JOB:
In the data, extract each line that holds the string "screenshot".

SUPPLIED ENTRIES:
● ● ● ● ● ● ●

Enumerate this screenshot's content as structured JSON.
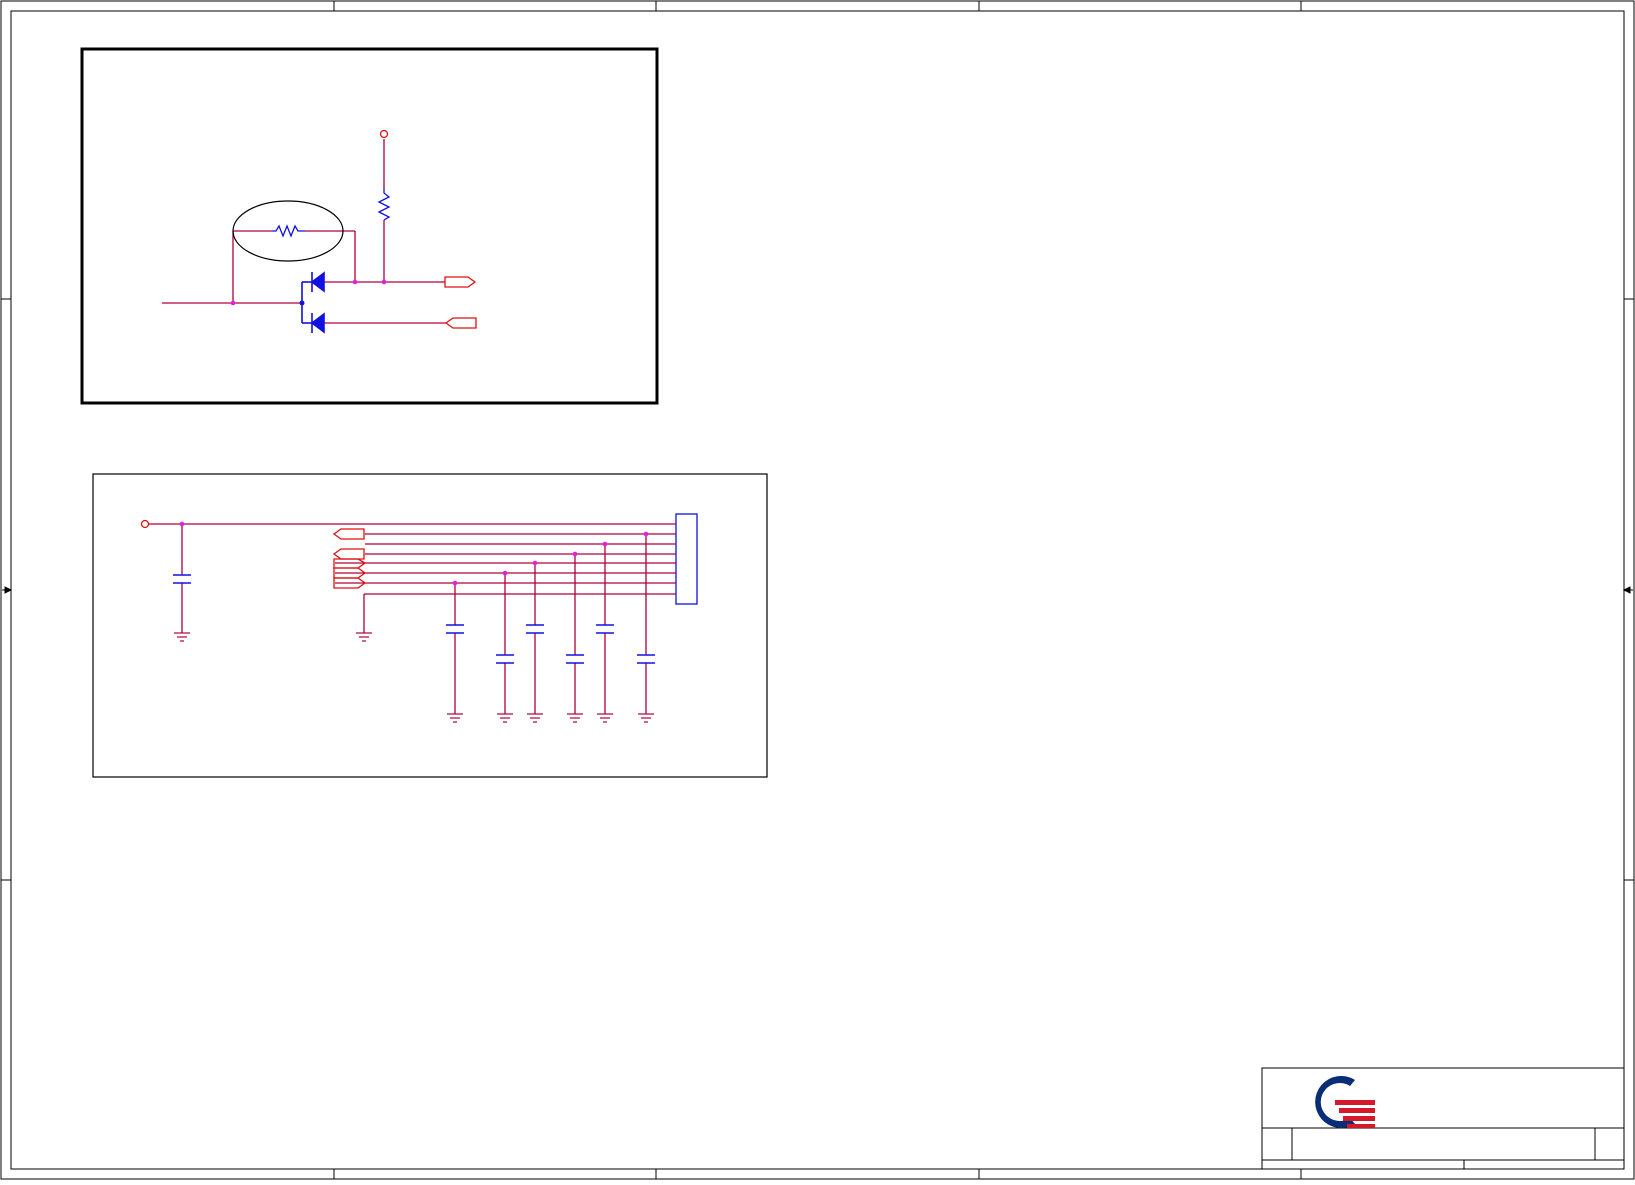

● ● ● ● ● ● ●

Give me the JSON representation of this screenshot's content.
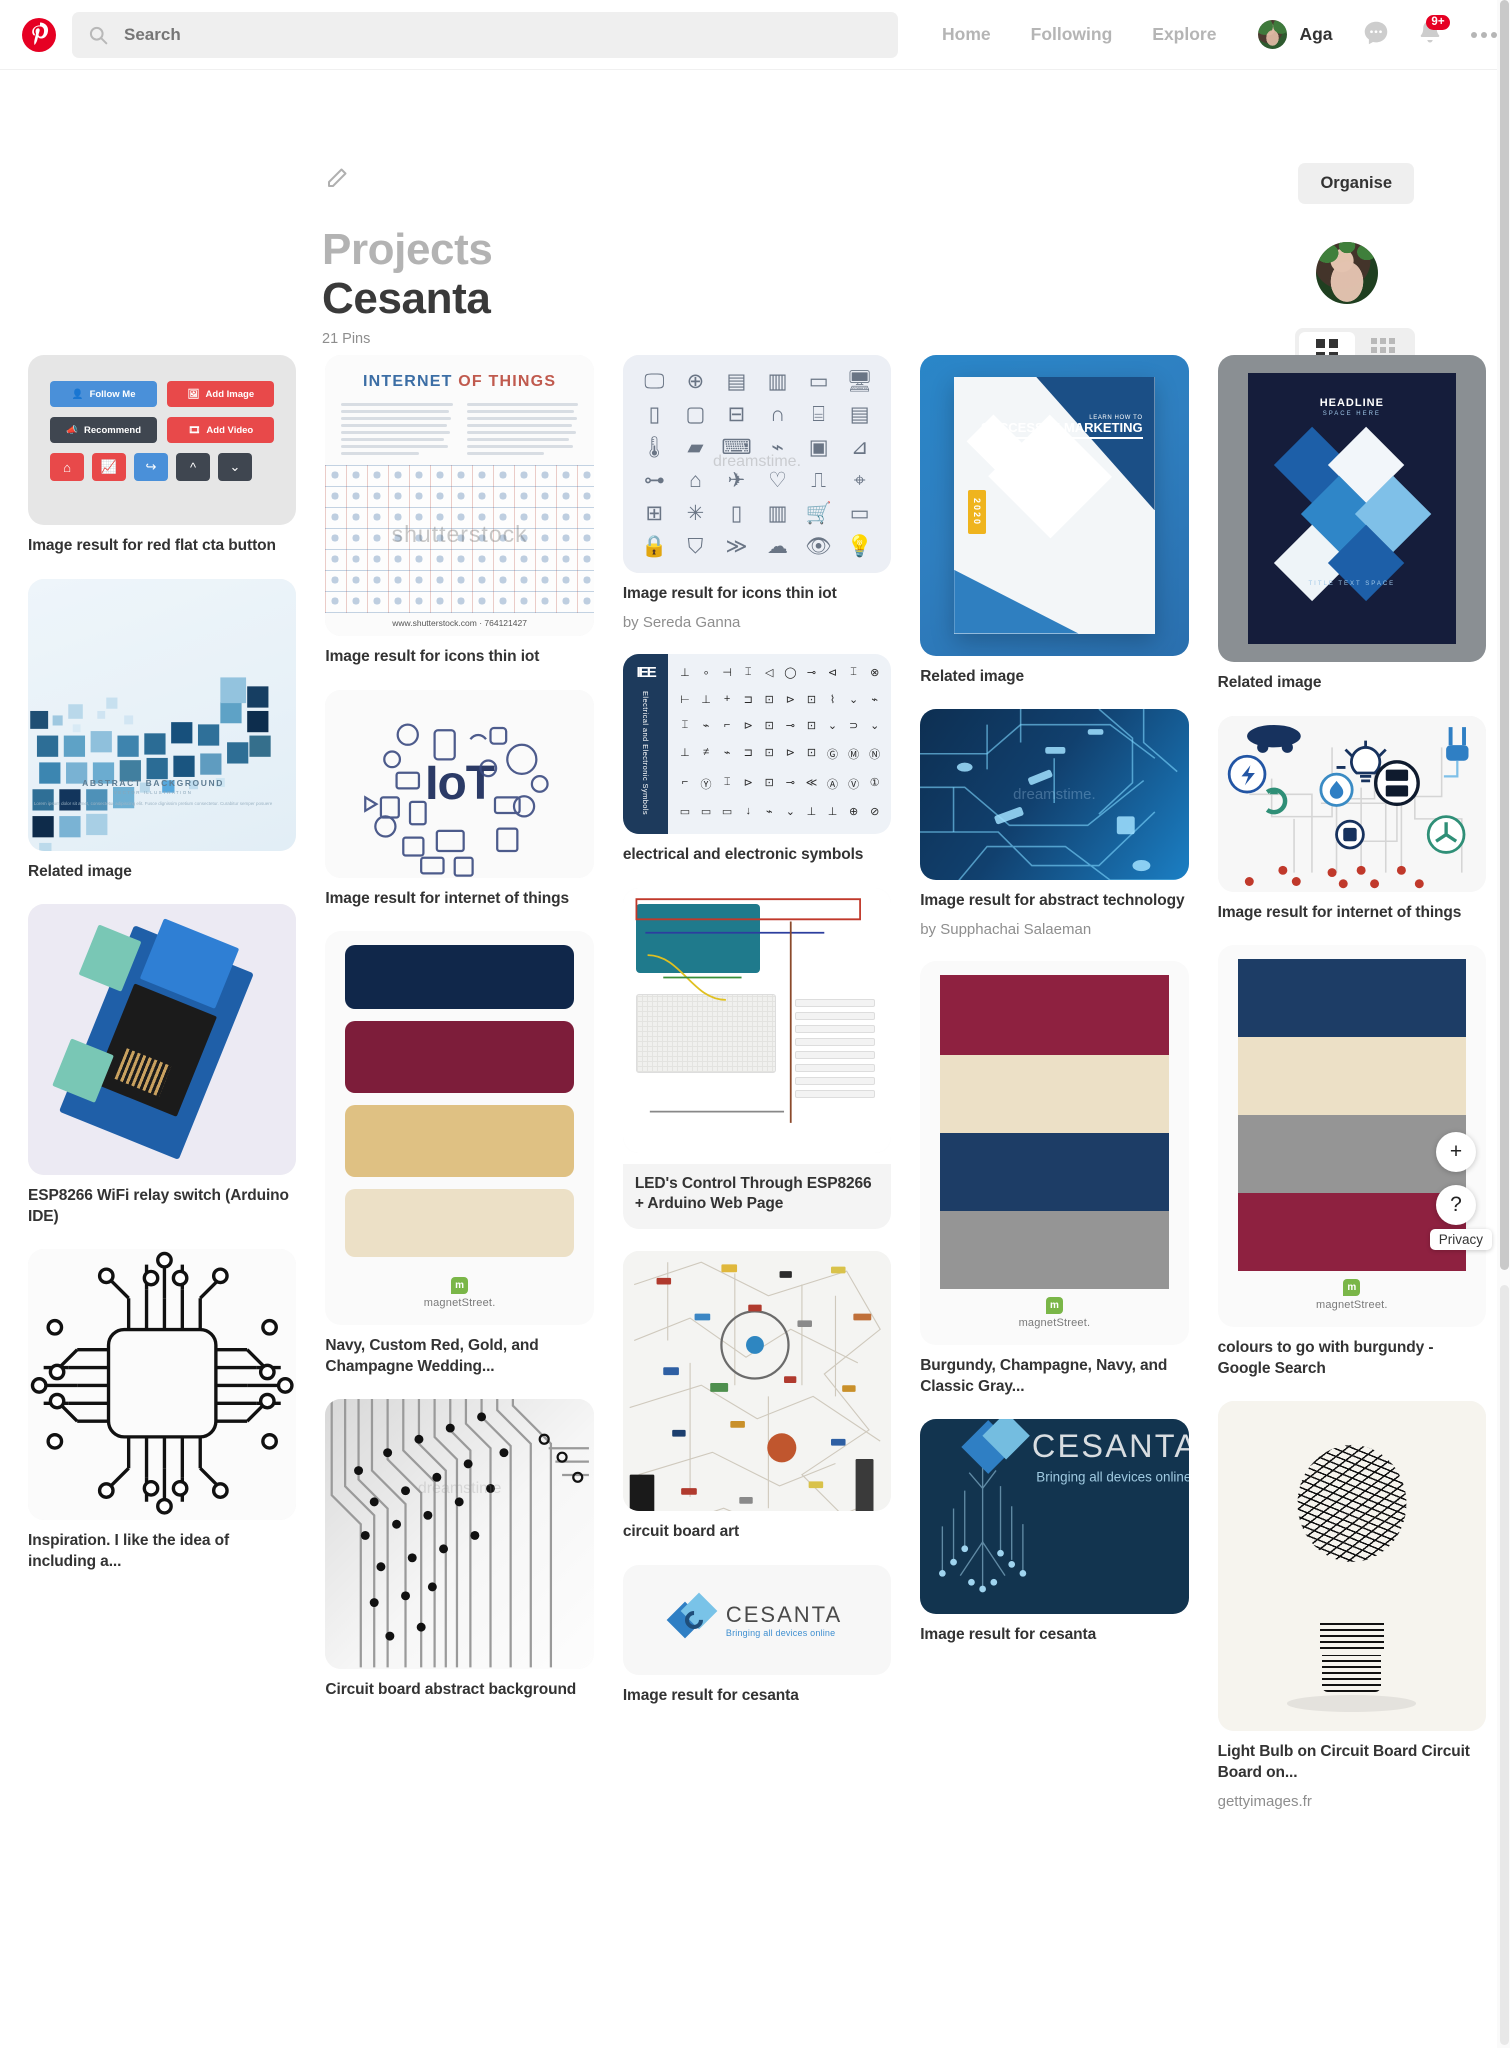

● ● ● ● ● ● ●

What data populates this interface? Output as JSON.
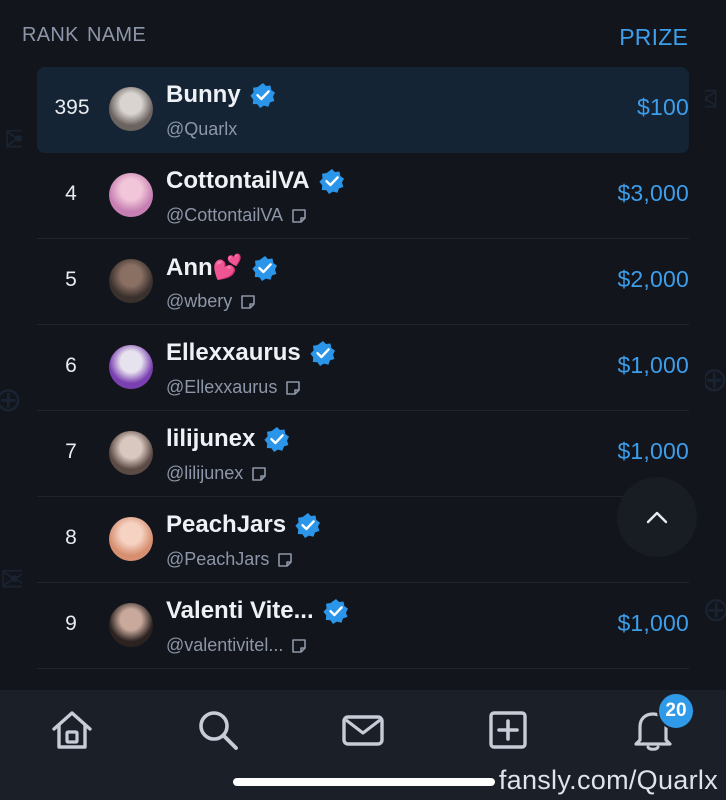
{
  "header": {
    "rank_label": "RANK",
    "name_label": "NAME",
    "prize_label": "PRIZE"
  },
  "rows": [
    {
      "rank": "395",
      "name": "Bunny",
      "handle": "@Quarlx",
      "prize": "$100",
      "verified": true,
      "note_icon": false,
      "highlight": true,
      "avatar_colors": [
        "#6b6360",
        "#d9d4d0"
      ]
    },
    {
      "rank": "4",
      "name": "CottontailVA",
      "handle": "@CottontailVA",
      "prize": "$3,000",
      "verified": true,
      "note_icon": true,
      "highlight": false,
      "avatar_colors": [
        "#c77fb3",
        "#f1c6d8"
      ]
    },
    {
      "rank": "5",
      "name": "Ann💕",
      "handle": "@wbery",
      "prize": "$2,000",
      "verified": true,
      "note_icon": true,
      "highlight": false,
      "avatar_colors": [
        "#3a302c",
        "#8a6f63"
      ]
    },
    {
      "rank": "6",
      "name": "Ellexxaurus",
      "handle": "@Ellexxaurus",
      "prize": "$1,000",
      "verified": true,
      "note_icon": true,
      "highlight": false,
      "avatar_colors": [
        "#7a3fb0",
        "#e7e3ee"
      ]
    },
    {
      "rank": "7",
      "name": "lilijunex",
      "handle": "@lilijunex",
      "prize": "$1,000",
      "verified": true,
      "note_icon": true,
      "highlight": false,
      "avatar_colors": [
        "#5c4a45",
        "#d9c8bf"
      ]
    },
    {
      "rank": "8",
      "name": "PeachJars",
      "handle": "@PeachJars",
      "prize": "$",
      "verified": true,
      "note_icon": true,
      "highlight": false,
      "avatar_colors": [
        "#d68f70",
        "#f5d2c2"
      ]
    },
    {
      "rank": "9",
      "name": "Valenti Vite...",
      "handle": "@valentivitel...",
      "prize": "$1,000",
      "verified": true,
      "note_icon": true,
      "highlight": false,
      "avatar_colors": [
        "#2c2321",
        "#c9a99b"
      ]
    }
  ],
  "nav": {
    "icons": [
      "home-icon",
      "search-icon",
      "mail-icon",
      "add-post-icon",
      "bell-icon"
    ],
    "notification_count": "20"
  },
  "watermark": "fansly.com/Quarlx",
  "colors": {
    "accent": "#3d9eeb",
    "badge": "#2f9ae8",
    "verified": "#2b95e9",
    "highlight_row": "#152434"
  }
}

● ● ● ● ● ● ●

OUTPUT FOR THIS TASK:
Enumerate this screenshot's content as structured JSON.
Give me the JSON representation of this screenshot's content.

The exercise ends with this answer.